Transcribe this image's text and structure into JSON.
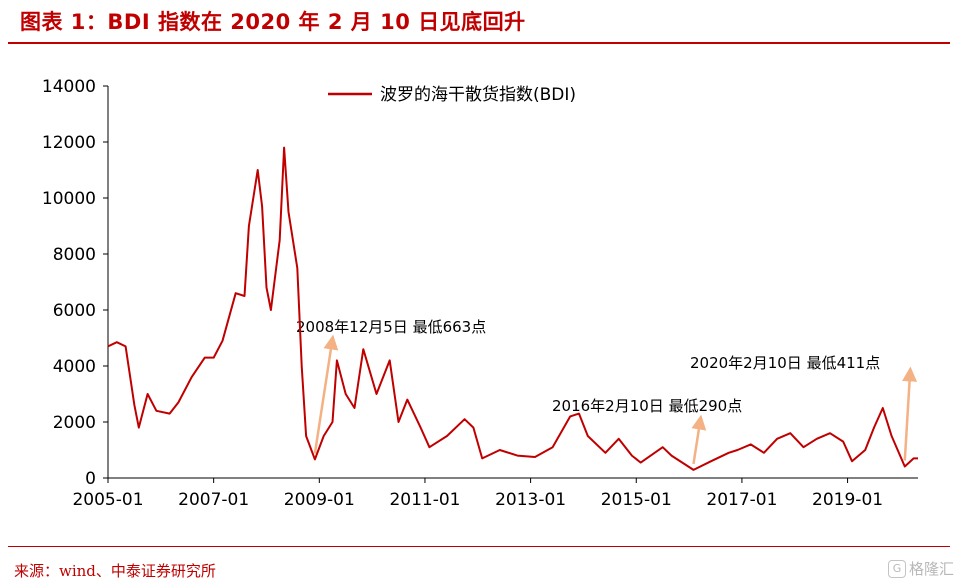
{
  "header": {
    "title": "图表 1：BDI 指数在 2020 年 2 月 10 日见底回升"
  },
  "footer": {
    "source": "来源：wind、中泰证券研究所",
    "watermark": "格隆汇"
  },
  "colors": {
    "accent": "#c00000",
    "series": "#c00000",
    "arrow": "#f4b183"
  },
  "chart_data": {
    "type": "line",
    "title": "",
    "xlabel": "",
    "ylabel": "",
    "ylim": [
      0,
      14000
    ],
    "y_ticks": [
      0,
      2000,
      4000,
      6000,
      8000,
      10000,
      12000,
      14000
    ],
    "x_ticks": [
      "2005-01",
      "2007-01",
      "2009-01",
      "2011-01",
      "2013-01",
      "2015-01",
      "2017-01",
      "2019-01"
    ],
    "xlim": [
      "2005-01",
      "2020-05"
    ],
    "grid": false,
    "legend_position": "top-center",
    "series": [
      {
        "name": "波罗的海干散货指数(BDI)",
        "color": "#c00000",
        "points": [
          [
            "2005-01",
            4700
          ],
          [
            "2005-03",
            4850
          ],
          [
            "2005-05",
            4700
          ],
          [
            "2005-07",
            2600
          ],
          [
            "2005-08",
            1800
          ],
          [
            "2005-10",
            3000
          ],
          [
            "2005-12",
            2400
          ],
          [
            "2006-03",
            2300
          ],
          [
            "2006-05",
            2700
          ],
          [
            "2006-08",
            3600
          ],
          [
            "2006-11",
            4300
          ],
          [
            "2007-01",
            4300
          ],
          [
            "2007-03",
            4900
          ],
          [
            "2007-06",
            6600
          ],
          [
            "2007-08",
            6500
          ],
          [
            "2007-09",
            9000
          ],
          [
            "2007-11",
            11000
          ],
          [
            "2007-12",
            9700
          ],
          [
            "2008-01",
            6800
          ],
          [
            "2008-02",
            6000
          ],
          [
            "2008-04",
            8500
          ],
          [
            "2008-05",
            11800
          ],
          [
            "2008-06",
            9500
          ],
          [
            "2008-08",
            7500
          ],
          [
            "2008-09",
            4000
          ],
          [
            "2008-10",
            1500
          ],
          [
            "2008-12",
            663
          ],
          [
            "2009-02",
            1500
          ],
          [
            "2009-04",
            2000
          ],
          [
            "2009-05",
            4200
          ],
          [
            "2009-07",
            3000
          ],
          [
            "2009-09",
            2500
          ],
          [
            "2009-11",
            4600
          ],
          [
            "2010-02",
            3000
          ],
          [
            "2010-05",
            4200
          ],
          [
            "2010-07",
            2000
          ],
          [
            "2010-09",
            2800
          ],
          [
            "2010-12",
            1800
          ],
          [
            "2011-02",
            1100
          ],
          [
            "2011-06",
            1500
          ],
          [
            "2011-10",
            2100
          ],
          [
            "2011-12",
            1800
          ],
          [
            "2012-02",
            700
          ],
          [
            "2012-06",
            1000
          ],
          [
            "2012-10",
            800
          ],
          [
            "2013-02",
            750
          ],
          [
            "2013-06",
            1100
          ],
          [
            "2013-10",
            2200
          ],
          [
            "2013-12",
            2300
          ],
          [
            "2014-02",
            1500
          ],
          [
            "2014-06",
            900
          ],
          [
            "2014-09",
            1400
          ],
          [
            "2014-12",
            800
          ],
          [
            "2015-02",
            550
          ],
          [
            "2015-07",
            1100
          ],
          [
            "2015-09",
            800
          ],
          [
            "2016-02",
            290
          ],
          [
            "2016-06",
            600
          ],
          [
            "2016-10",
            900
          ],
          [
            "2016-12",
            1000
          ],
          [
            "2017-03",
            1200
          ],
          [
            "2017-06",
            900
          ],
          [
            "2017-09",
            1400
          ],
          [
            "2017-12",
            1600
          ],
          [
            "2018-03",
            1100
          ],
          [
            "2018-06",
            1400
          ],
          [
            "2018-09",
            1600
          ],
          [
            "2018-12",
            1300
          ],
          [
            "2019-02",
            600
          ],
          [
            "2019-05",
            1000
          ],
          [
            "2019-07",
            1800
          ],
          [
            "2019-09",
            2500
          ],
          [
            "2019-11",
            1500
          ],
          [
            "2020-02",
            411
          ],
          [
            "2020-04",
            700
          ],
          [
            "2020-05",
            700
          ]
        ]
      }
    ],
    "annotations": [
      {
        "text": "2008年12月5日 最低663点",
        "date": "2008-12",
        "value": 663
      },
      {
        "text": "2016年2月10日 最低290点",
        "date": "2016-02",
        "value": 290
      },
      {
        "text": "2020年2月10日 最低411点",
        "date": "2020-02",
        "value": 411
      }
    ]
  }
}
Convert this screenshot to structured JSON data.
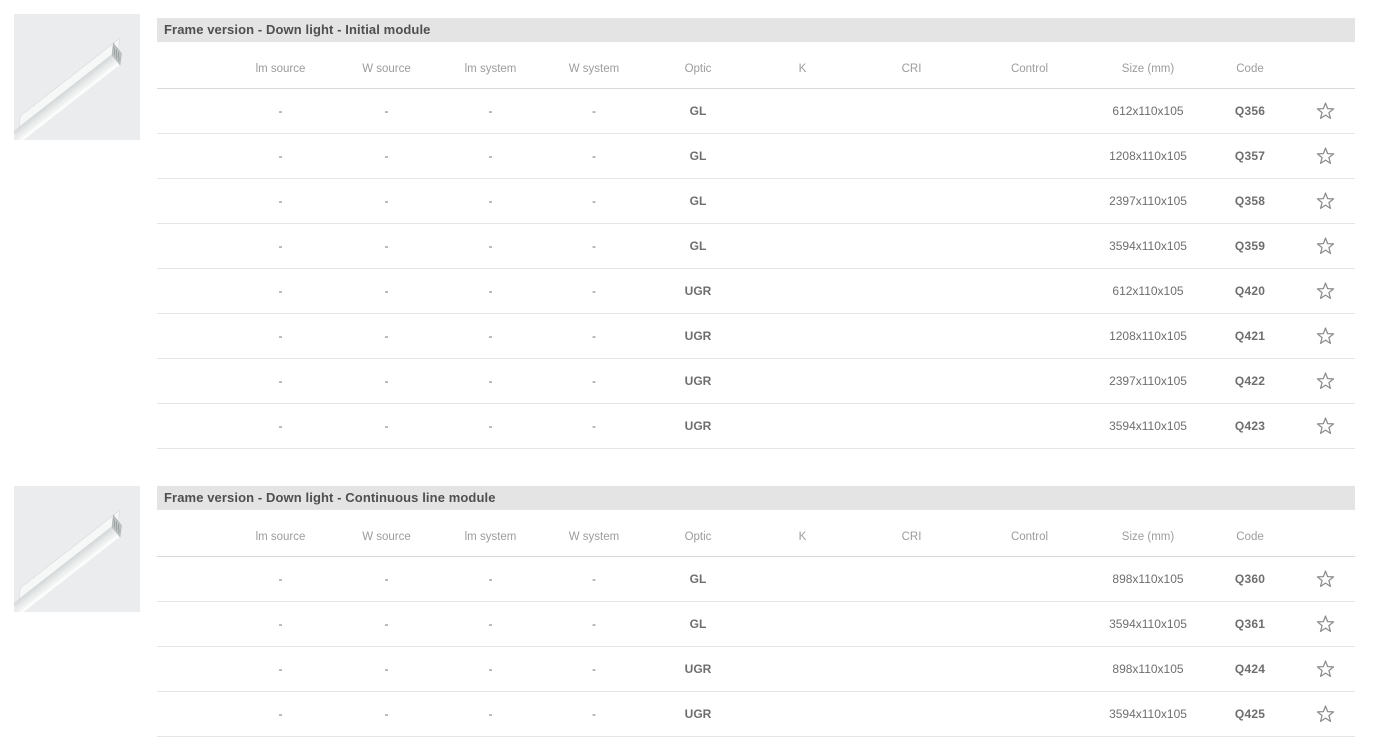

> Exercise brief
Out of the material above, select every line that holds the string "this".

> Written reply
Transcribe this image's text and structure into JSON.
Convert this screenshot to structured JSON data.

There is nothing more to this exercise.